A raíz del Lava Jato
que sacudió el panorama continental, algunos partidos políticos
decidieron “emitir una señal” a la ciudadanía, aprobando leyes de
“transparencia” en la financiación de las campañas electorales. Pero
cuidado, que “hecha la ley, hecha la trampa”.
Un ejemplo de cómo
maniobran los políticos latinoamericanos se remonta a 2008 en Uruguay,
cuando los legisladores aprobaron una ley sobre financiamiento de los
partidos políticos. La Corte Electoral fue designada para controlar,
pero no se le dotó de los recursos humanos ni monetarios para poder
realizarlo.

Instrucciones —
1. Según el fragmento citado, ¿en qué año y en qué país los legisladores aprobaron una ley sobre el financiamiento de los partidos políticos?
2. Transcribe sin cambios el tramo del fragmento citado que va desde “Un ejemplo de” hasta “realizarlo.”, ambos incluidos.

Datos del ejercicio —
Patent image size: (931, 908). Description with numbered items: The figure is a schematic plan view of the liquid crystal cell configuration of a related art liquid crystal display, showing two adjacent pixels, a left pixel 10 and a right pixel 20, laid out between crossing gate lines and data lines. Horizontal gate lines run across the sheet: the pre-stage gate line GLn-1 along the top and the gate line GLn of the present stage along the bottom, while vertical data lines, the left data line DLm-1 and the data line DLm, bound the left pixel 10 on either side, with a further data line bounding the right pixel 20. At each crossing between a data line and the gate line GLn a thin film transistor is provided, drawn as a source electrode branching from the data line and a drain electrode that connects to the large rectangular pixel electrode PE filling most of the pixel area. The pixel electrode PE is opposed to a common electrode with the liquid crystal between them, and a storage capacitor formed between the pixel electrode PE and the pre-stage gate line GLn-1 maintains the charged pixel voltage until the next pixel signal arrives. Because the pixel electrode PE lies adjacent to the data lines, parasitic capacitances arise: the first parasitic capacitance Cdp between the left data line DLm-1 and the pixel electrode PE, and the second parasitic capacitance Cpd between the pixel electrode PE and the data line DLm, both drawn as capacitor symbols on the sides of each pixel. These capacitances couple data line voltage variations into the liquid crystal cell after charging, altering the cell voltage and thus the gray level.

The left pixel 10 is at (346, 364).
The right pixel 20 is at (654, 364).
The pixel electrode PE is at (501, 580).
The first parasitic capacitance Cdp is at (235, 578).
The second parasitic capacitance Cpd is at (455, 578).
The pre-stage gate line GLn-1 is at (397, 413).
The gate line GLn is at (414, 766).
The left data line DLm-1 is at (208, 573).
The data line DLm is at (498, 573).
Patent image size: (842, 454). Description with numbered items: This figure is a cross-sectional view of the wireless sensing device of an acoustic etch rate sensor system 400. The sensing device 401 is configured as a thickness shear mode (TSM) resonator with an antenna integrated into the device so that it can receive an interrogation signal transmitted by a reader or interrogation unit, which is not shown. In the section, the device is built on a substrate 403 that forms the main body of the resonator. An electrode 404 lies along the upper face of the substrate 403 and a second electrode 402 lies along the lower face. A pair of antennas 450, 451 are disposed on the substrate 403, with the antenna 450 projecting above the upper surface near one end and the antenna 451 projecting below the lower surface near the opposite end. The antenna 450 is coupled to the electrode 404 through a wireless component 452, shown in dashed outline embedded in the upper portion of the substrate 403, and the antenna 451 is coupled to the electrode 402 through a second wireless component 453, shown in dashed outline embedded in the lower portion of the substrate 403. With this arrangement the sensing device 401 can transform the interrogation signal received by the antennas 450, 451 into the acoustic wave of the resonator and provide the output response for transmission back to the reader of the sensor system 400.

Tareas resueltas —
1. En 2008, en Uruguay.

2.
Un ejemplo de cómo
maniobran los políticos latinoamericanos se remonta a 2008 en Uruguay,
cuando los legisladores aprobaron una ley sobre financiamiento de los
partidos políticos. La Corte Electoral fue designada para controlar,
pero no se le dotó de los recursos humanos ni monetarios para poder
realizarlo.